# EXERCISE PROMPT
Transcribe the records below exactly as they appear, omitting any pictures.

# RECORDS TO USE

--- begin ---

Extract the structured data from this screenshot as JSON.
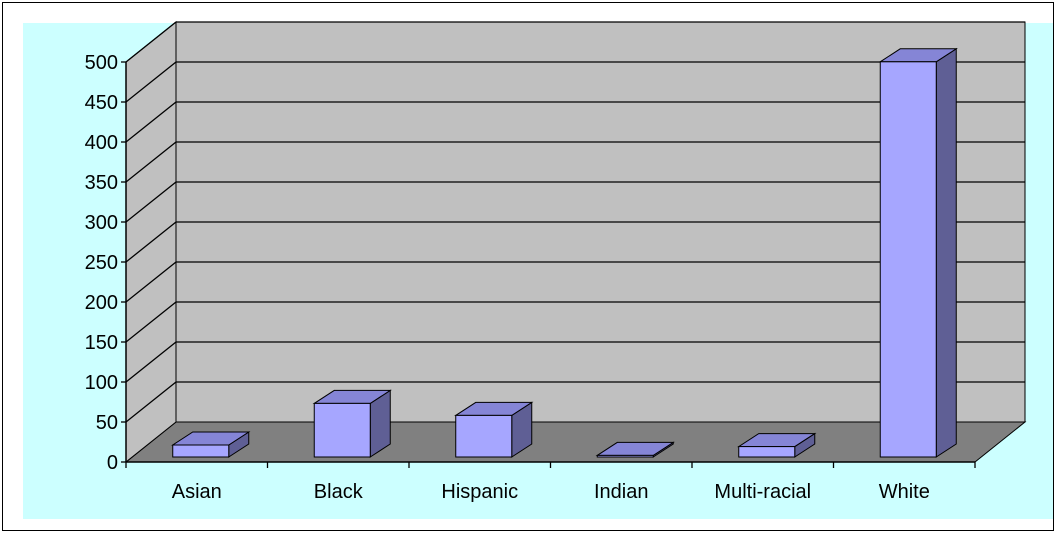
{
  "chart_data": {
    "type": "bar",
    "style": "3d-column",
    "categories": [
      "Asian",
      "Black",
      "Hispanic",
      "Indian",
      "Multi-racial",
      "White"
    ],
    "values": [
      15,
      67,
      52,
      2,
      13,
      494
    ],
    "title": "",
    "xlabel": "",
    "ylabel": "",
    "ylim": [
      0,
      500
    ],
    "yticks": [
      "0",
      "50",
      "100",
      "150",
      "200",
      "250",
      "300",
      "350",
      "400",
      "450",
      "500"
    ],
    "grid": true,
    "legend": "none",
    "colors": {
      "chart_area": "#ccffff",
      "back_wall": "#c0c0c0",
      "side_wall": "#c0c0c0",
      "floor": "#808080",
      "bar_front": "#a6a6ff",
      "bar_side": "#5f5f95",
      "bar_top": "#8585d6",
      "gridline": "#000000"
    }
  }
}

--- end ---

# TASK ANSWER
Extract the structured data from this screenshot as JSON.
{
  "chart_data": {
    "type": "bar",
    "style": "3d-column",
    "categories": [
      "Asian",
      "Black",
      "Hispanic",
      "Indian",
      "Multi-racial",
      "White"
    ],
    "values": [
      15,
      67,
      52,
      2,
      13,
      494
    ],
    "title": "",
    "xlabel": "",
    "ylabel": "",
    "ylim": [
      0,
      500
    ],
    "yticks": [
      "0",
      "50",
      "100",
      "150",
      "200",
      "250",
      "300",
      "350",
      "400",
      "450",
      "500"
    ],
    "grid": true,
    "legend": "none",
    "colors": {
      "chart_area": "#ccffff",
      "back_wall": "#c0c0c0",
      "side_wall": "#c0c0c0",
      "floor": "#808080",
      "bar_front": "#a6a6ff",
      "bar_side": "#5f5f95",
      "bar_top": "#8585d6",
      "gridline": "#000000"
    }
  }
}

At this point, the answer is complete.